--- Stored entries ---
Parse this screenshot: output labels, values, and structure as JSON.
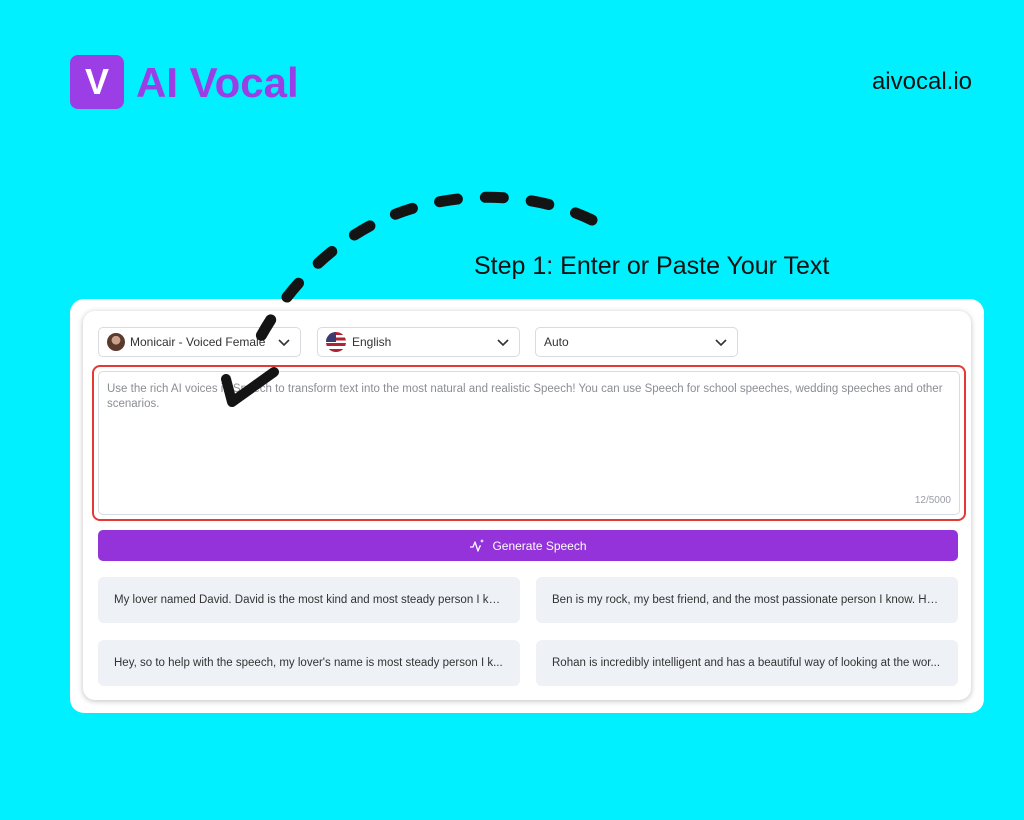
{
  "brand": {
    "logo_letter": "V",
    "name": "AI Vocal",
    "domain": "aivocal.io",
    "color": "#9b3ee6"
  },
  "step_title": "Step 1: Enter or Paste Your Text",
  "toolbar": {
    "voice": "Monicair - Voiced Female",
    "language": "English",
    "style": "Auto"
  },
  "editor": {
    "text": "Use the rich AI voices in Speech to transform text into the most natural and realistic Speech! You can use Speech for school speeches, wedding speeches and other scenarios.",
    "char_count": "12/5000"
  },
  "generate_button": "Generate Speech",
  "samples": [
    "My lover named David. David is the most kind and most steady person I kn...",
    "Ben is my rock, my best friend, and the most passionate person I know. He...",
    "Hey, so to help with the speech, my lover's name is most steady person I k...",
    "Rohan is incredibly intelligent and has a beautiful way of looking at the wor..."
  ],
  "colors": {
    "background": "#00f0ff",
    "accent": "#9333d9",
    "highlight_border": "#e53935"
  },
  "icons": {
    "voice": "avatar-icon",
    "language": "us-flag-icon",
    "dropdown": "chevron-down-icon",
    "generate": "sparkle-wave-icon",
    "annotation": "dashed-arrow-icon"
  }
}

--- What is required ---
Please set down each line of the data above exactly as written, without the pictures.

--- The output ---
Parse this screenshot: output labels, values, and structure as JSON.
{
  "brand": {
    "logo_letter": "V",
    "name": "AI Vocal",
    "domain": "aivocal.io",
    "color": "#9b3ee6"
  },
  "step_title": "Step 1: Enter or Paste Your Text",
  "toolbar": {
    "voice": "Monicair - Voiced Female",
    "language": "English",
    "style": "Auto"
  },
  "editor": {
    "text": "Use the rich AI voices in Speech to transform text into the most natural and realistic Speech! You can use Speech for school speeches, wedding speeches and other scenarios.",
    "char_count": "12/5000"
  },
  "generate_button": "Generate Speech",
  "samples": [
    "My lover named David. David is the most kind and most steady person I kn...",
    "Ben is my rock, my best friend, and the most passionate person I know. He...",
    "Hey, so to help with the speech, my lover's name is most steady person I k...",
    "Rohan is incredibly intelligent and has a beautiful way of looking at the wor..."
  ],
  "colors": {
    "background": "#00f0ff",
    "accent": "#9333d9",
    "highlight_border": "#e53935"
  },
  "icons": {
    "voice": "avatar-icon",
    "language": "us-flag-icon",
    "dropdown": "chevron-down-icon",
    "generate": "sparkle-wave-icon",
    "annotation": "dashed-arrow-icon"
  }
}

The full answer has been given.